Directions for this task:
Keep the pictures out of the copy and repeat the records exactly.

Dataset items:
********************
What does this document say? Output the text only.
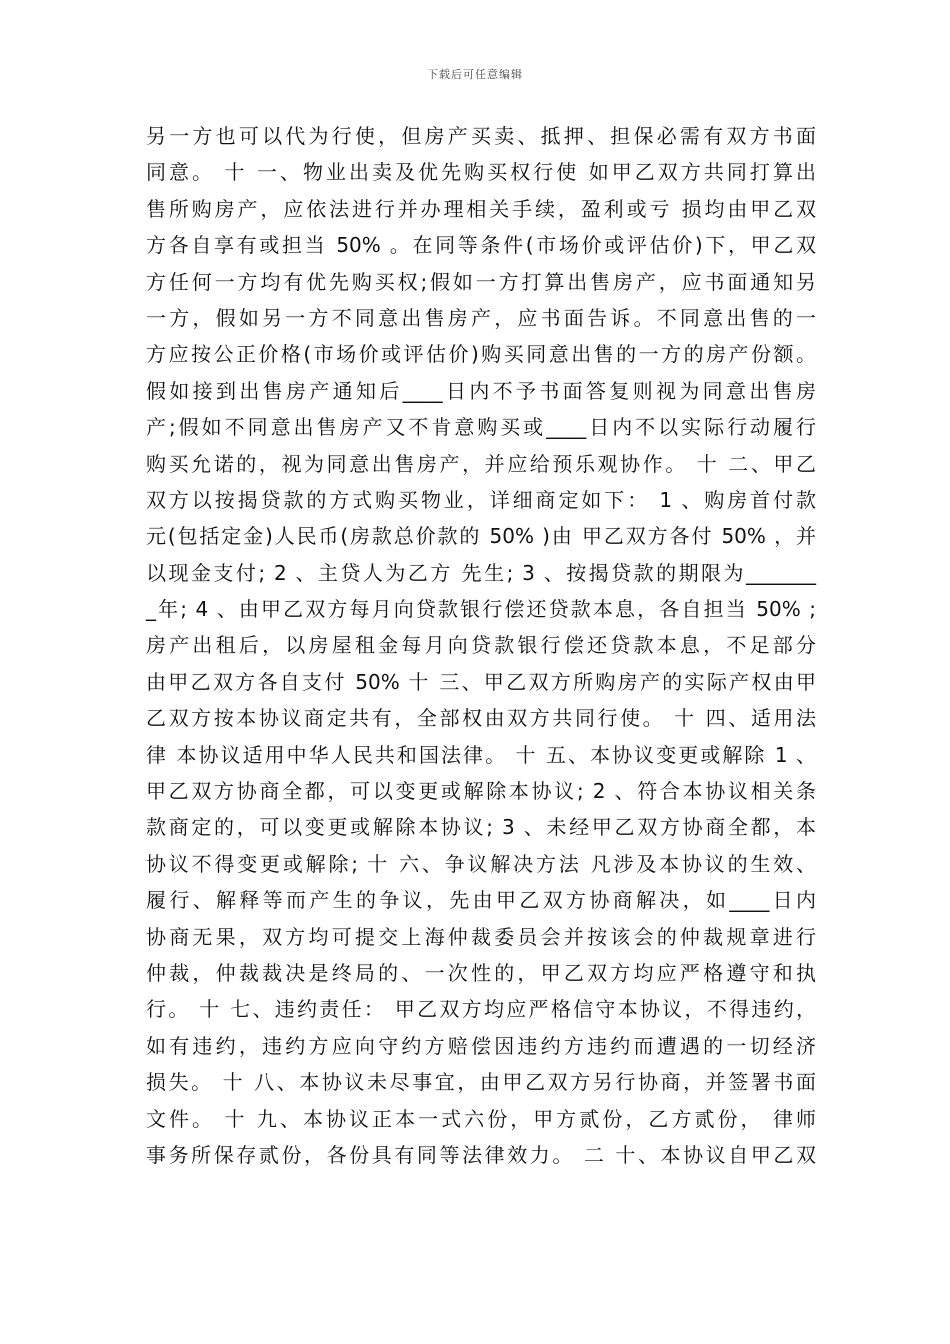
下载后可任意编辑
另一方也可以代为行使，但房产买卖、抵押、担保必需有双方书面
同意。 十 一、物业出卖及优先购买权行使 如甲乙双方共同打算出
售所购房产，应依法进行并办理相关手续，盈利或亏 损均由甲乙双
方各自享有或担当 50% 。在同等条件(市场价或评估价)下，甲乙双
方任何一方均有优先购买权;假如一方打算出售房产，应书面通知另
一方，假如另一方不同意出售房产，应书面告诉。不同意出售的一
方应按公正价格(市场价或评估价)购买同意出售的一方的房产份额。
假如接到出售房产通知后____日内不予书面答复则视为同意出售房
产;假如不同意出售房产又不肯意购买或____日内不以实际行动履行
购买允诺的，视为同意出售房产，并应给预乐观协作。 十 二、甲乙
双方以按揭贷款的方式购买物业，详细商定如下： 1 、购房首付款
元(包括定金)人民币(房款总价款的 50% )由 甲乙双方各付 50% ，并
以现金支付; 2 、主贷人为乙方 先生; 3 、按揭贷款的期限为_______
_年; 4 、由甲乙双方每月向贷款银行偿还贷款本息，各自担当 50% ;
房产出租后，以房屋租金每月向贷款银行偿还贷款本息，不足部分
由甲乙双方各自支付 50% 十 三、甲乙双方所购房产的实际产权由甲
乙双方按本协议商定共有，全部权由双方共同行使。 十 四、适用法
律 本协议适用中华人民共和国法律。 十 五、本协议变更或解除 1 、
甲乙双方协商全都，可以变更或解除本协议; 2 、符合本协议相关条
款商定的，可以变更或解除本协议; 3 、未经甲乙双方协商全都，本
协议不得变更或解除; 十 六、争议解决方法 凡涉及本协议的生效、
履行、解释等而产生的争议，先由甲乙双方协商解决，如____日内
协商无果，双方均可提交上海仲裁委员会并按该会的仲裁规章进行
仲裁，仲裁裁决是终局的、一次性的，甲乙双方均应严格遵守和执
行。 十 七、违约责任： 甲乙双方均应严格信守本协议，不得违约，
如有违约，违约方应向守约方赔偿因违约方违约而遭遇的一切经济
损失。 十 八、本协议未尽事宜，由甲乙双方另行协商，并签署书面
文件。 十 九、本协议正本一式六份，甲方贰份，乙方贰份， 律师
事务所保存贰份，各份具有同等法律效力。 二 十、本协议自甲乙双
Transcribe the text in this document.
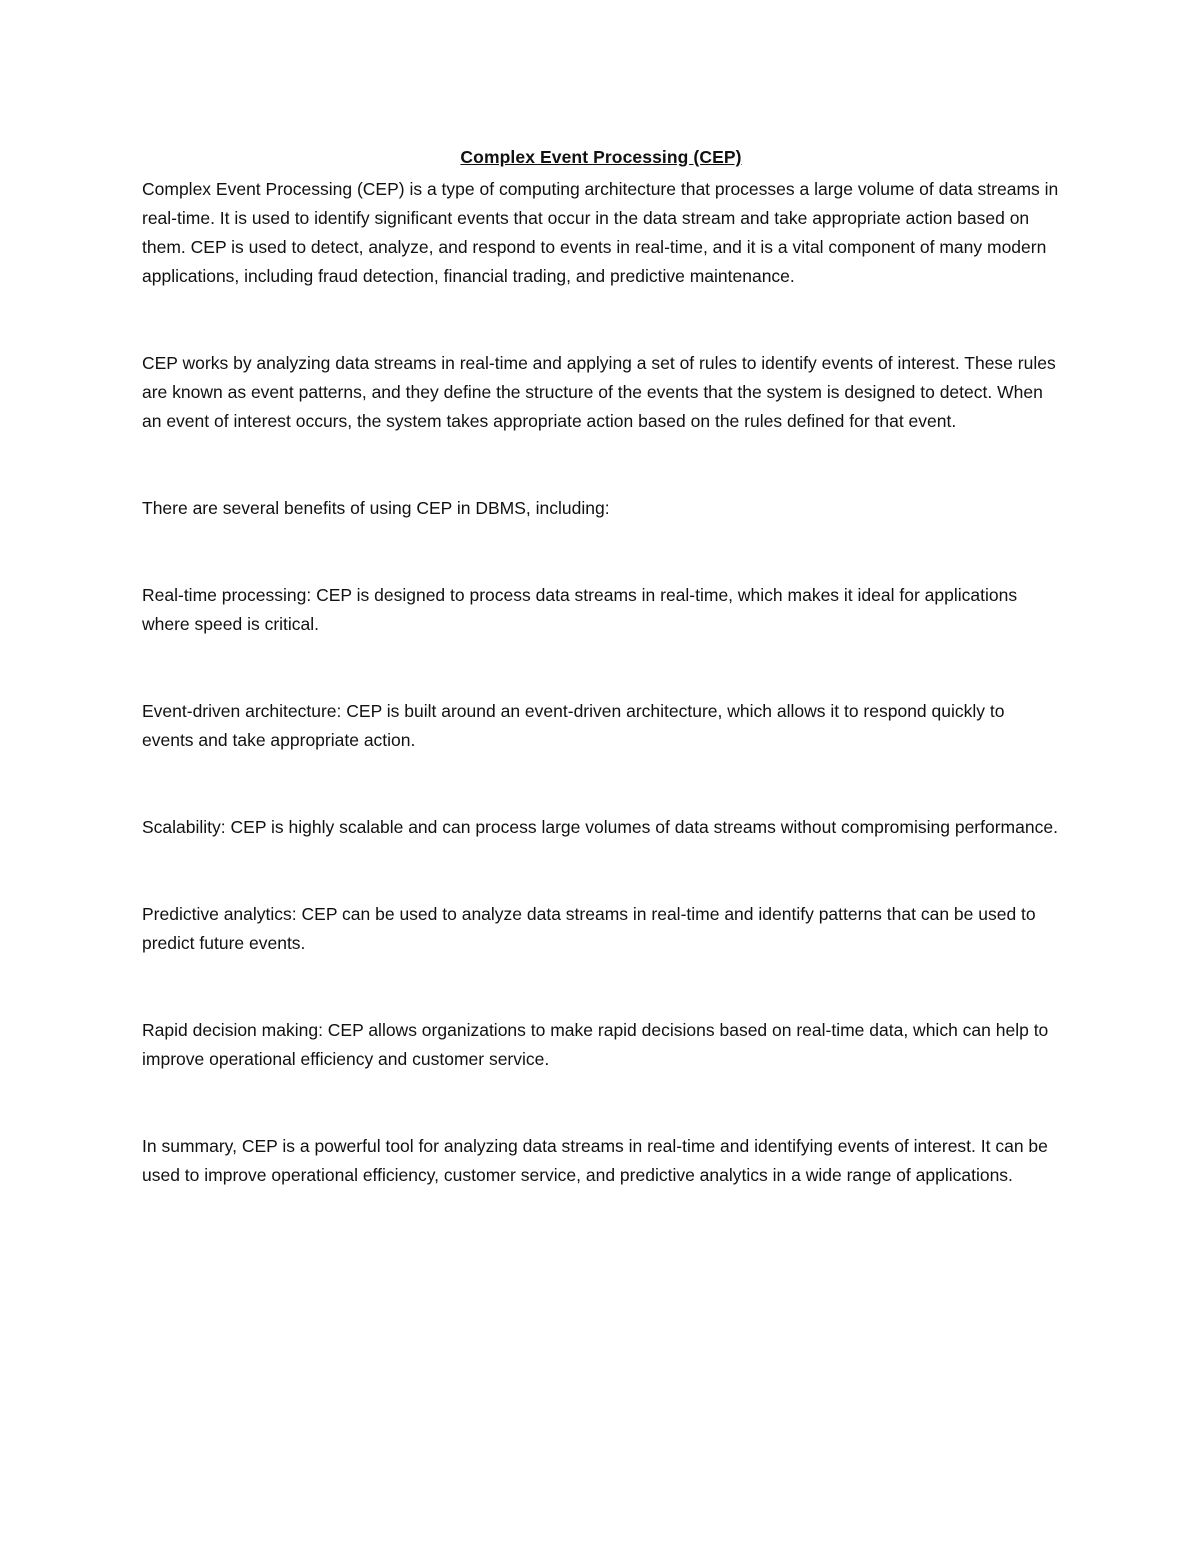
Complex Event Processing (CEP)

Complex Event Processing (CEP) is a type of computing architecture that processes a large volume of data streams in real-time. It is used to identify significant events that occur in the data stream and take appropriate action based on them. CEP is used to detect, analyze, and respond to events in real-time, and it is a vital component of many modern applications, including fraud detection, financial trading, and predictive maintenance.

CEP works by analyzing data streams in real-time and applying a set of rules to identify events of interest. These rules are known as event patterns, and they define the structure of the events that the system is designed to detect. When an event of interest occurs, the system takes appropriate action based on the rules defined for that event.

There are several benefits of using CEP in DBMS, including:

Real-time processing: CEP is designed to process data streams in real-time, which makes it ideal for applications where speed is critical.

Event-driven architecture: CEP is built around an event-driven architecture, which allows it to respond quickly to events and take appropriate action.

Scalability: CEP is highly scalable and can process large volumes of data streams without compromising performance.

Predictive analytics: CEP can be used to analyze data streams in real-time and identify patterns that can be used to predict future events.

Rapid decision making: CEP allows organizations to make rapid decisions based on real-time data, which can help to improve operational efficiency and customer service.

In summary, CEP is a powerful tool for analyzing data streams in real-time and identifying events of interest. It can be used to improve operational efficiency, customer service, and predictive analytics in a wide range of applications.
********************
Right answer:
What does this document say? Output the text only.
下载后可任意编辑
另一方也可以代为行使，但房产买卖、抵押、担保必需有双方书面
同意。 十 一、物业出卖及优先购买权行使 如甲乙双方共同打算出
售所购房产，应依法进行并办理相关手续，盈利或亏 损均由甲乙双
方各自享有或担当 50% 。在同等条件(市场价或评估价)下，甲乙双
方任何一方均有优先购买权;假如一方打算出售房产，应书面通知另
一方，假如另一方不同意出售房产，应书面告诉。不同意出售的一
方应按公正价格(市场价或评估价)购买同意出售的一方的房产份额。
假如接到出售房产通知后____日内不予书面答复则视为同意出售房
产;假如不同意出售房产又不肯意购买或____日内不以实际行动履行
购买允诺的，视为同意出售房产，并应给预乐观协作。 十 二、甲乙
双方以按揭贷款的方式购买物业，详细商定如下： 1 、购房首付款
元(包括定金)人民币(房款总价款的 50% )由 甲乙双方各付 50% ，并
以现金支付; 2 、主贷人为乙方 先生; 3 、按揭贷款的期限为_______
_年; 4 、由甲乙双方每月向贷款银行偿还贷款本息，各自担当 50% ;
房产出租后，以房屋租金每月向贷款银行偿还贷款本息，不足部分
由甲乙双方各自支付 50% 十 三、甲乙双方所购房产的实际产权由甲
乙双方按本协议商定共有，全部权由双方共同行使。 十 四、适用法
律 本协议适用中华人民共和国法律。 十 五、本协议变更或解除 1 、
甲乙双方协商全都，可以变更或解除本协议; 2 、符合本协议相关条
款商定的，可以变更或解除本协议; 3 、未经甲乙双方协商全都，本
协议不得变更或解除; 十 六、争议解决方法 凡涉及本协议的生效、
履行、解释等而产生的争议，先由甲乙双方协商解决，如____日内
协商无果，双方均可提交上海仲裁委员会并按该会的仲裁规章进行
仲裁，仲裁裁决是终局的、一次性的，甲乙双方均应严格遵守和执
行。 十 七、违约责任： 甲乙双方均应严格信守本协议，不得违约，
如有违约，违约方应向守约方赔偿因违约方违约而遭遇的一切经济
损失。 十 八、本协议未尽事宜，由甲乙双方另行协商，并签署书面
文件。 十 九、本协议正本一式六份，甲方贰份，乙方贰份， 律师
事务所保存贰份，各份具有同等法律效力。 二 十、本协议自甲乙双
Transcribe the text in this document.
Complex Event Processing (CEP)

Complex Event Processing (CEP) is a type of computing architecture that processes a large volume of data streams in real-time. It is used to identify significant events that occur in the data stream and take appropriate action based on them. CEP is used to detect, analyze, and respond to events in real-time, and it is a vital component of many modern applications, including fraud detection, financial trading, and predictive maintenance.

CEP works by analyzing data streams in real-time and applying a set of rules to identify events of interest. These rules are known as event patterns, and they define the structure of the events that the system is designed to detect. When an event of interest occurs, the system takes appropriate action based on the rules defined for that event.

There are several benefits of using CEP in DBMS, including:

Real-time processing: CEP is designed to process data streams in real-time, which makes it ideal for applications where speed is critical.

Event-driven architecture: CEP is built around an event-driven architecture, which allows it to respond quickly to events and take appropriate action.

Scalability: CEP is highly scalable and can process large volumes of data streams without compromising performance.

Predictive analytics: CEP can be used to analyze data streams in real-time and identify patterns that can be used to predict future events.

Rapid decision making: CEP allows organizations to make rapid decisions based on real-time data, which can help to improve operational efficiency and customer service.

In summary, CEP is a powerful tool for analyzing data streams in real-time and identifying events of interest. It can be used to improve operational efficiency, customer service, and predictive analytics in a wide range of applications.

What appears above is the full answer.